====== Provided records ======

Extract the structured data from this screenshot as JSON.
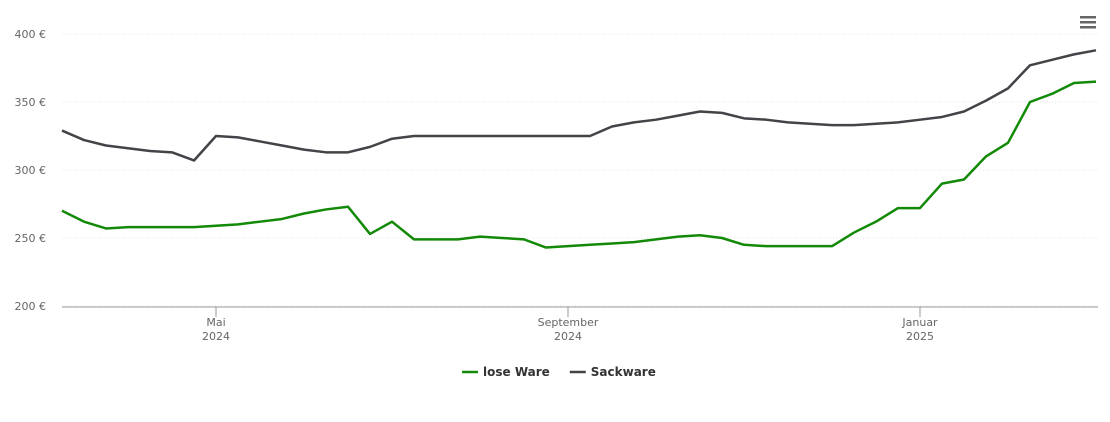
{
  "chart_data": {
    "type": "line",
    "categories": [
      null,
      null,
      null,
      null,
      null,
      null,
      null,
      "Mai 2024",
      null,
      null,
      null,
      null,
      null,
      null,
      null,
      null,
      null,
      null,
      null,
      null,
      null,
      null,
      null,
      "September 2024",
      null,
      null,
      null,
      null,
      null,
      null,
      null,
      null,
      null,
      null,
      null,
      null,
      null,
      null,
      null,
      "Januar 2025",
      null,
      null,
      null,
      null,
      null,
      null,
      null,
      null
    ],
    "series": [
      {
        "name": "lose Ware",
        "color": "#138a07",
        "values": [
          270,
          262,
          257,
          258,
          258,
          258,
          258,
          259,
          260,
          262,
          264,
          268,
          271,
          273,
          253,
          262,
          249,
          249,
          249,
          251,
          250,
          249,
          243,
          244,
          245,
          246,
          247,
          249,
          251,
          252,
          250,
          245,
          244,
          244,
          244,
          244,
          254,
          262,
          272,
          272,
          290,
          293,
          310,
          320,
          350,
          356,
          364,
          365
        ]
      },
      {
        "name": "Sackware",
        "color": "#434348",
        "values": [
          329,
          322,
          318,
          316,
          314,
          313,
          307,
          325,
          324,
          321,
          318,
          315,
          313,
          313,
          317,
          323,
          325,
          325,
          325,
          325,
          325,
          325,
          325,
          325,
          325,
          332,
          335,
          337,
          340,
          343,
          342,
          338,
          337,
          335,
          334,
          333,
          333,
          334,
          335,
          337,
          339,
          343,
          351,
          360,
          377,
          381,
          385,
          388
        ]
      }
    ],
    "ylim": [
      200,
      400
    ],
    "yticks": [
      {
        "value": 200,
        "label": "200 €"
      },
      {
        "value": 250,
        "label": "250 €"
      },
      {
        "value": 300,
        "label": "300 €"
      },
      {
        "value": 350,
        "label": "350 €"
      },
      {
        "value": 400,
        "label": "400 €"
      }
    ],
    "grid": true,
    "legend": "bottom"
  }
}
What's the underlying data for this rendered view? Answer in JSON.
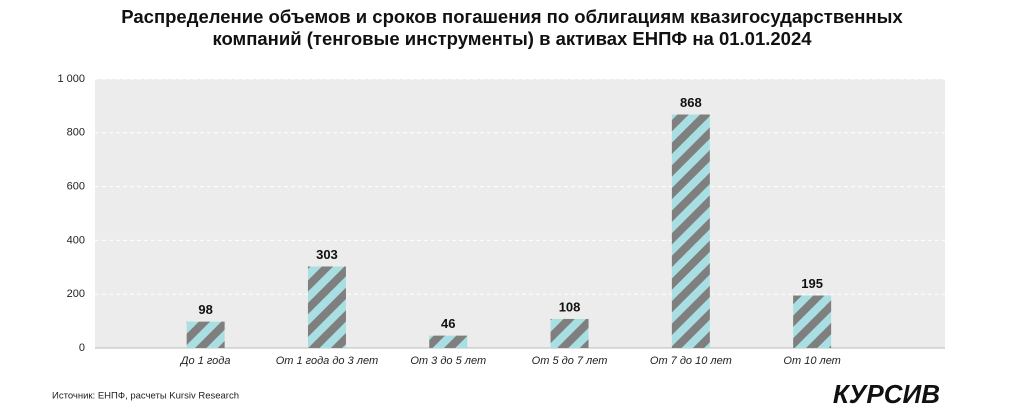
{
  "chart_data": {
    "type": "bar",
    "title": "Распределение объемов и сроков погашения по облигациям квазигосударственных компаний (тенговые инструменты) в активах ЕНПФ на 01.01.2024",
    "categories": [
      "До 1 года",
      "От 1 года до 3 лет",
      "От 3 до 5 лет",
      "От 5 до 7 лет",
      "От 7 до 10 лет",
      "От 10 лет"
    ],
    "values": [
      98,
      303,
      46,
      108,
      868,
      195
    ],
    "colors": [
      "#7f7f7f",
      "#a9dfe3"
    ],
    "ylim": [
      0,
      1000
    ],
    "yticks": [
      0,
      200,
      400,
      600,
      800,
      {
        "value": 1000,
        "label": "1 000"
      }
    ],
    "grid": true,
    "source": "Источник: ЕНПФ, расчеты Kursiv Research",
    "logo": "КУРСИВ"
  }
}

======

### Brief
Pull every line containing "ЕНПФ" out of the records.

### Answer to this exercise
    "title": "Распределение объемов и сроков погашения по облигациям квазигосударственных компаний (тенговые инструменты) в активах ЕНПФ на 01.01.2024",
    "source": "Источник: ЕНПФ, расчеты Kursiv Research",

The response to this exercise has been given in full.